What is expected: From the line with "Read all visible content and emit it as JSON." through the final line, transcribe the material below character for character; include no other lines.

Material for this task:
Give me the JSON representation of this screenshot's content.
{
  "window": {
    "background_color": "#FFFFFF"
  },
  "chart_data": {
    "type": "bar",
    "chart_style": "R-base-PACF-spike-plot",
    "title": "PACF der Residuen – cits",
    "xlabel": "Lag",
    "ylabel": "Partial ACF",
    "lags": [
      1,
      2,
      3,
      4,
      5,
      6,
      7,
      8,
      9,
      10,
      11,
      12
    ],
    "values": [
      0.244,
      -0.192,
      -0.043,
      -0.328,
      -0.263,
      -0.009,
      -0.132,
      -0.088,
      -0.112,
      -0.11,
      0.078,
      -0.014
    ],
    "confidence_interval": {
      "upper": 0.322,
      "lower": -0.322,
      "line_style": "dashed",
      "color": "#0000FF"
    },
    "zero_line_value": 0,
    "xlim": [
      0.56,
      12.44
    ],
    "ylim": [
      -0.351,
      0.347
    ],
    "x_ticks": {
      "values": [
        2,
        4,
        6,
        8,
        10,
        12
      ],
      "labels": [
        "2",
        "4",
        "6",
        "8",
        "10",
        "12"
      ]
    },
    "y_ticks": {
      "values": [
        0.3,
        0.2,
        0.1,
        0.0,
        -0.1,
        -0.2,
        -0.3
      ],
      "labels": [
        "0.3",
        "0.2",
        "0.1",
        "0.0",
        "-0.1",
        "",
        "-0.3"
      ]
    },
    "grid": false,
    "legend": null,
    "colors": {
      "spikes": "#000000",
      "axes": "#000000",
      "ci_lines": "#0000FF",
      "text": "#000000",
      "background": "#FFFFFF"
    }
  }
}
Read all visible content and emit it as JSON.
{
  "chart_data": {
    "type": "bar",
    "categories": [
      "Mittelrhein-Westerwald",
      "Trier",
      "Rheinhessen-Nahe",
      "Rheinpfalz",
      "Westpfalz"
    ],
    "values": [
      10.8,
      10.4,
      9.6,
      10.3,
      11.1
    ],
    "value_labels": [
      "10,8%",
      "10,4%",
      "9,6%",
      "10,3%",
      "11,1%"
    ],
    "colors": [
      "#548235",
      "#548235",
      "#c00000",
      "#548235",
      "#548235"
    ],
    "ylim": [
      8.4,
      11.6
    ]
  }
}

Output of the task:
Read all visible content and emit it as JSON.
{
  "chart_data": {
    "type": "bar",
    "categories": [
      "Mittelrhein-Westerwald",
      "Trier",
      "Rheinhessen-Nahe",
      "Rheinpfalz",
      "Westpfalz"
    ],
    "values": [
      10.8,
      10.4,
      9.6,
      10.3,
      11.1
    ],
    "value_labels": [
      "10,8%",
      "10,4%",
      "9,6%",
      "10,3%",
      "11,1%"
    ],
    "colors": [
      "#548235",
      "#548235",
      "#c00000",
      "#548235",
      "#548235"
    ],
    "ylim": [
      8.4,
      11.6
    ]
  }
}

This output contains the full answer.